Supplied data:

⁂

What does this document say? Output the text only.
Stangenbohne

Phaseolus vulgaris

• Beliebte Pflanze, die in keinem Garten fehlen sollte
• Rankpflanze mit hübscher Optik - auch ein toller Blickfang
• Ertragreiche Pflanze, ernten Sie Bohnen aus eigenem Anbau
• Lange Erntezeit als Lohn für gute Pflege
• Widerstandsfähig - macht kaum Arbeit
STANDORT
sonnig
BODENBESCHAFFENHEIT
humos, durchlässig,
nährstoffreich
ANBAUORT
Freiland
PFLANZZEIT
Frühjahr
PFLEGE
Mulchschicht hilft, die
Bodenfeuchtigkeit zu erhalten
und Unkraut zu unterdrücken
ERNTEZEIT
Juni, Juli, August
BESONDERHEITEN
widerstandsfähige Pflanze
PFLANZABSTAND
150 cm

⁂

Stated exercise: Write out every line from the records above, word for word.

Finished exercise:
What does this document say? Output the text only.
Stangenbohne

Phaseolus vulgaris

• Beliebte Pflanze, die in keinem Garten fehlen sollte
• Rankpflanze mit hübscher Optik - auch ein toller Blickfang
• Ertragreiche Pflanze, ernten Sie Bohnen aus eigenem Anbau
• Lange Erntezeit als Lohn für gute Pflege
• Widerstandsfähig - macht kaum Arbeit
STANDORT
sonnig
BODENBESCHAFFENHEIT
humos, durchlässig,
nährstoffreich
ANBAUORT
Freiland
PFLANZZEIT
Frühjahr
PFLEGE
Mulchschicht hilft, die
Bodenfeuchtigkeit zu erhalten
und Unkraut zu unterdrücken
ERNTEZEIT
Juni, Juli, August
BESONDERHEITEN
widerstandsfähige Pflanze
PFLANZABSTAND
150 cm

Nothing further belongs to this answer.